--- TO BE DONE ---
Provide nothing beyond the count of lines that include the string "text".

◇ ◇ ◇ ◇ ◇ ◇ ◇

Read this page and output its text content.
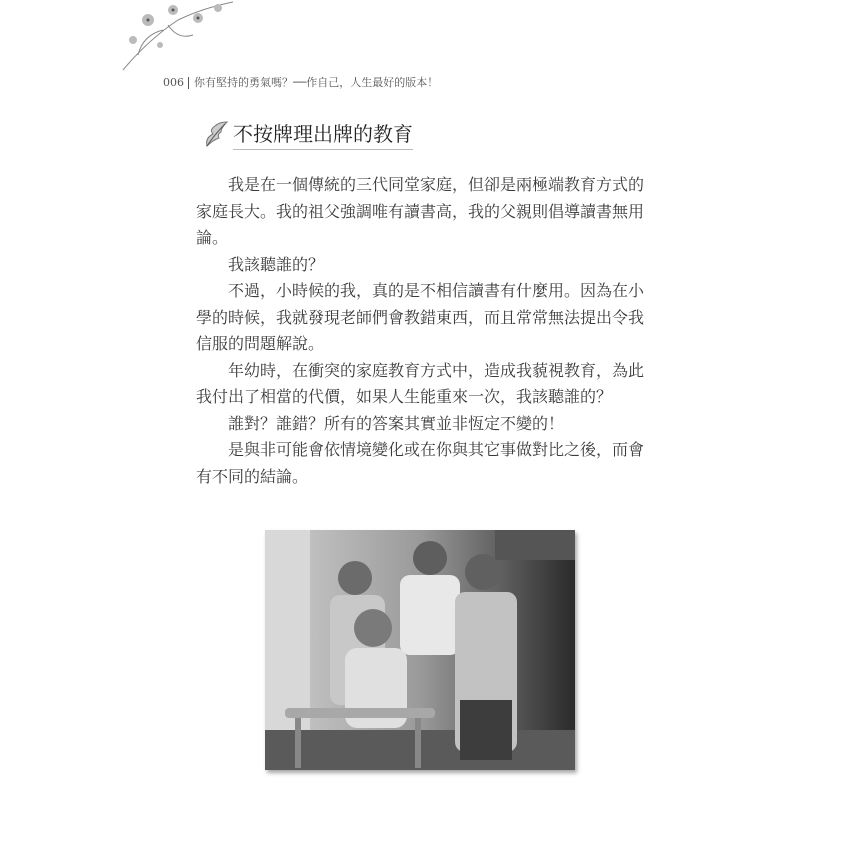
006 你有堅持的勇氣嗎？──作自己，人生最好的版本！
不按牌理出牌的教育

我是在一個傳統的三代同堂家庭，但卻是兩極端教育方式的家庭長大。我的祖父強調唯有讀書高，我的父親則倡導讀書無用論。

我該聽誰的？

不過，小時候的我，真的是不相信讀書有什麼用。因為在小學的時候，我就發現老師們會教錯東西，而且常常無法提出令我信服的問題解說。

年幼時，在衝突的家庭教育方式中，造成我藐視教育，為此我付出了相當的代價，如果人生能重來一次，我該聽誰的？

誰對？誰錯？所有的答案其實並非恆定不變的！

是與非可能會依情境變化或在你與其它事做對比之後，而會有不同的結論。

◇ ◇ ◇ ◇ ◇ ◇ ◇

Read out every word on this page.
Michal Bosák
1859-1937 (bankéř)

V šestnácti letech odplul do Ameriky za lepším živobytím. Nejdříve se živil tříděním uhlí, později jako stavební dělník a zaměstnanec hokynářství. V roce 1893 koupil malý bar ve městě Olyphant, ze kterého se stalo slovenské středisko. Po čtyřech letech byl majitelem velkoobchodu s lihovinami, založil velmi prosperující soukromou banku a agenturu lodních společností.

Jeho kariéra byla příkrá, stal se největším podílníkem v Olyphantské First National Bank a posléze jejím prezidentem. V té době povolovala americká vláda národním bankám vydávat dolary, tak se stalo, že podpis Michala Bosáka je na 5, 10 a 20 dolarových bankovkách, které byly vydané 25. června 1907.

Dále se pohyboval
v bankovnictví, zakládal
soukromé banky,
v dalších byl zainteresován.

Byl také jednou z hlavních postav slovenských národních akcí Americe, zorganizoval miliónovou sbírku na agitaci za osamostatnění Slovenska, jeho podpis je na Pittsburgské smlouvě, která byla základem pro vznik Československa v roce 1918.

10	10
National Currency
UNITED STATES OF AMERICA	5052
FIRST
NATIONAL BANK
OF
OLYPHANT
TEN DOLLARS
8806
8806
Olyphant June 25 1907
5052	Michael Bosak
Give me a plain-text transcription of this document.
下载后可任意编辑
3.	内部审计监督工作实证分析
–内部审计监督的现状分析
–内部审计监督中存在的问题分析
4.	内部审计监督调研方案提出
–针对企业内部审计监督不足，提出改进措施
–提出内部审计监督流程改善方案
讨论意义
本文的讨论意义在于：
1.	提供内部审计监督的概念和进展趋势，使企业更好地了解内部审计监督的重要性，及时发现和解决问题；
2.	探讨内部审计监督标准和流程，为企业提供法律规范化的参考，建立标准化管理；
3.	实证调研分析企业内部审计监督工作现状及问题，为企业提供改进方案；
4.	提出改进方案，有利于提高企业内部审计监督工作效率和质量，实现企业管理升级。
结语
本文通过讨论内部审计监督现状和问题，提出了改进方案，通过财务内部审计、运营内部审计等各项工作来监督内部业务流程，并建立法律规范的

◇ ◇ ◇ ◇ ◇ ◇ ◇

--- FINAL RESULT ---
2